▶ _DATASET EXCERPTS_:
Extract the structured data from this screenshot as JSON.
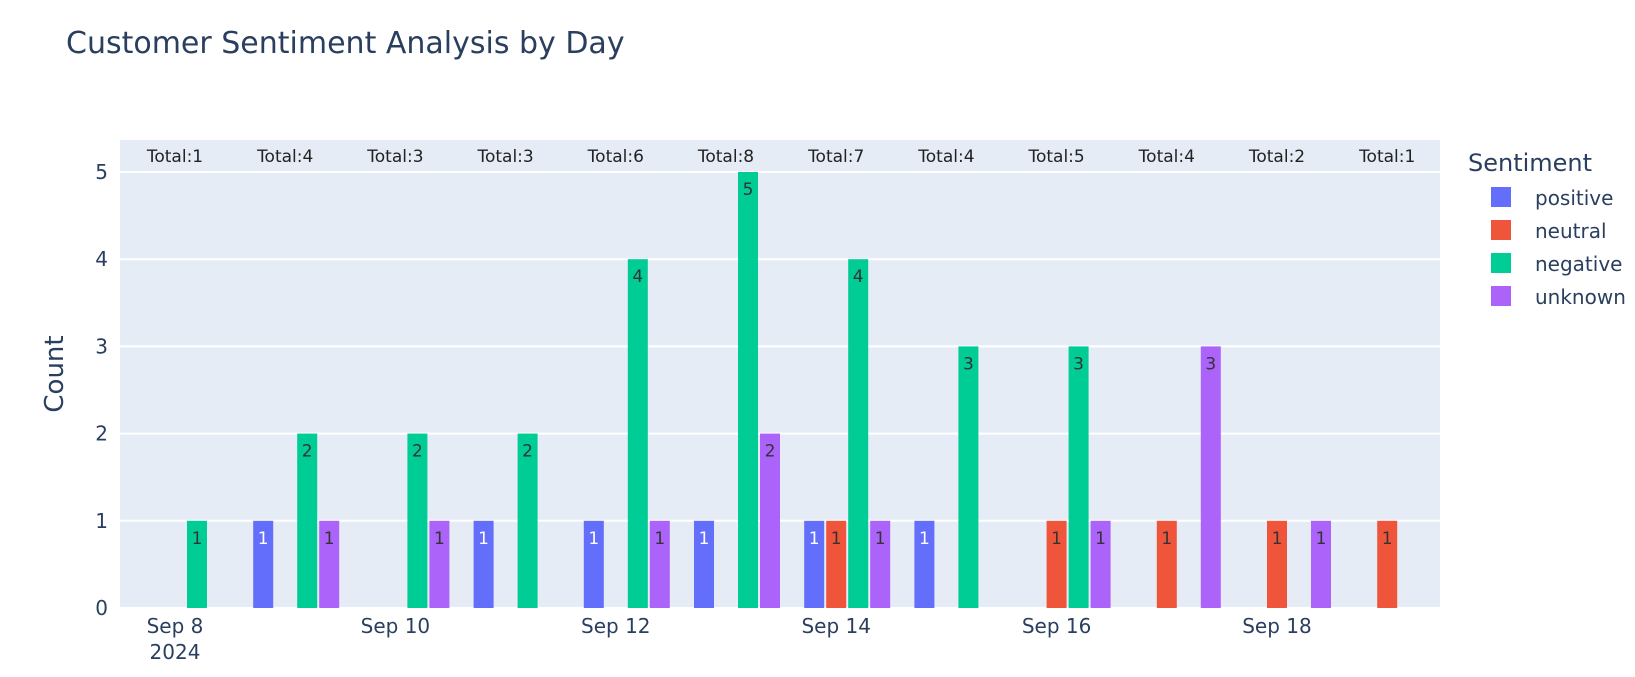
{
  "chart_data": {
    "type": "bar",
    "title": "Customer Sentiment Analysis by Day",
    "xlabel": "",
    "ylabel": "Count",
    "ylim": [
      0,
      5
    ],
    "y_ticks": [
      0,
      1,
      2,
      3,
      4,
      5
    ],
    "categories": [
      "2024-09-08",
      "2024-09-09",
      "2024-09-10",
      "2024-09-11",
      "2024-09-12",
      "2024-09-13",
      "2024-09-14",
      "2024-09-15",
      "2024-09-16",
      "2024-09-17",
      "2024-09-18",
      "2024-09-19"
    ],
    "x_tick_labels": [
      {
        "date": "2024-09-08",
        "line1": "Sep 8",
        "line2": "2024"
      },
      {
        "date": "2024-09-10",
        "line1": "Sep 10",
        "line2": ""
      },
      {
        "date": "2024-09-12",
        "line1": "Sep 12",
        "line2": ""
      },
      {
        "date": "2024-09-14",
        "line1": "Sep 14",
        "line2": ""
      },
      {
        "date": "2024-09-16",
        "line1": "Sep 16",
        "line2": ""
      },
      {
        "date": "2024-09-18",
        "line1": "Sep 18",
        "line2": ""
      }
    ],
    "series": [
      {
        "name": "positive",
        "color": "#636efa",
        "values": [
          0,
          1,
          0,
          1,
          1,
          1,
          1,
          1,
          0,
          0,
          0,
          0
        ]
      },
      {
        "name": "neutral",
        "color": "#ef553b",
        "values": [
          0,
          0,
          0,
          0,
          0,
          0,
          1,
          0,
          1,
          1,
          1,
          1
        ]
      },
      {
        "name": "negative",
        "color": "#00cc96",
        "values": [
          1,
          2,
          2,
          2,
          4,
          5,
          4,
          3,
          3,
          0,
          0,
          0
        ]
      },
      {
        "name": "unknown",
        "color": "#ab63fa",
        "values": [
          0,
          1,
          1,
          0,
          1,
          2,
          1,
          0,
          1,
          3,
          1,
          0
        ]
      }
    ],
    "totals": [
      "Total:1",
      "Total:4",
      "Total:3",
      "Total:3",
      "Total:6",
      "Total:8",
      "Total:7",
      "Total:4",
      "Total:5",
      "Total:4",
      "Total:2",
      "Total:1"
    ],
    "legend": {
      "title": "Sentiment",
      "position": "right"
    },
    "grid": true,
    "plot_background": "#e5ecf6"
  }
}
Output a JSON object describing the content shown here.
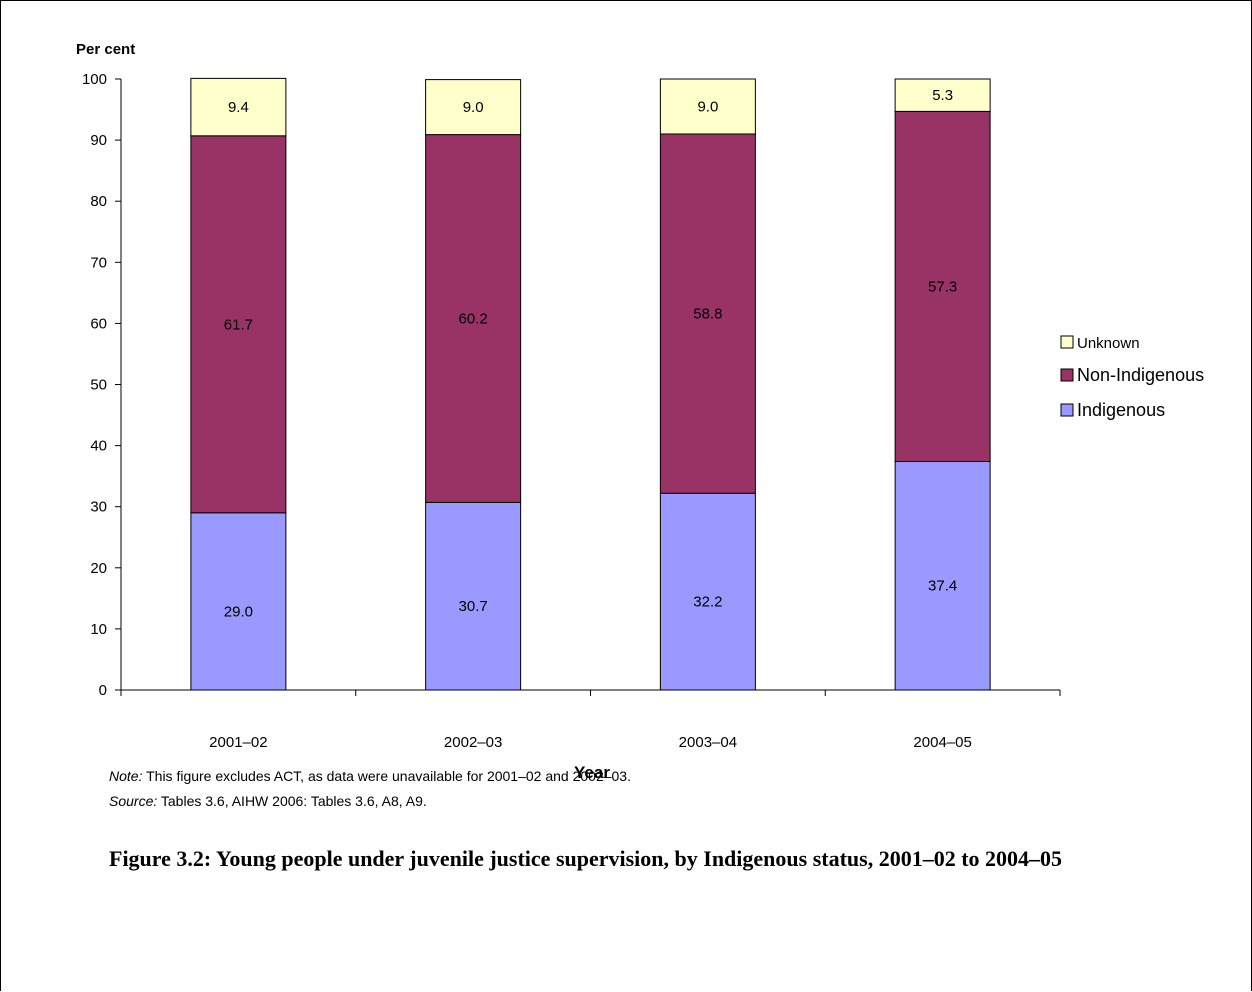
{
  "chart_data": {
    "type": "bar",
    "stacked": true,
    "categories": [
      "2001–02",
      "2002–03",
      "2003–04",
      "2004–05"
    ],
    "series": [
      {
        "name": "Indigenous",
        "values": [
          29.0,
          30.7,
          32.2,
          37.4
        ],
        "color": "#9999ff"
      },
      {
        "name": "Non-Indigenous",
        "values": [
          61.7,
          60.2,
          58.8,
          57.3
        ],
        "color": "#993366"
      },
      {
        "name": "Unknown",
        "values": [
          9.4,
          9.0,
          9.0,
          5.3
        ],
        "color": "#ffffcc"
      }
    ],
    "data_labels": [
      [
        "29.0",
        "30.7",
        "32.2",
        "37.4"
      ],
      [
        "61.7",
        "60.2",
        "58.8",
        "57.3"
      ],
      [
        "9.4",
        "9.0",
        "9.0",
        "5.3"
      ]
    ],
    "legend_order": [
      "Unknown",
      "Non-Indigenous",
      "Indigenous"
    ],
    "legend_position": "right",
    "ylabel": "Per cent",
    "xlabel": "Year",
    "ylim": [
      0,
      100
    ],
    "yticks": [
      0,
      10,
      20,
      30,
      40,
      50,
      60,
      70,
      80,
      90,
      100
    ],
    "grid": false
  },
  "note": {
    "label": "Note:",
    "text": " This figure excludes ACT, as data were unavailable for 2001–02 and 2002–03."
  },
  "source": {
    "label": "Source:",
    "text": " Tables 3.6, AIHW 2006: Tables 3.6, A8, A9."
  },
  "caption": "Figure 3.2: Young people under juvenile justice supervision, by Indigenous status, 2001–02 to 2004–05"
}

▶ _AIM_: Pull out each line of the records holding the string "JSON".

▶ _TASK SOLUTION_:
Extract the structured data from this screenshot as JSON.
Output a JSON object describing the content shown here.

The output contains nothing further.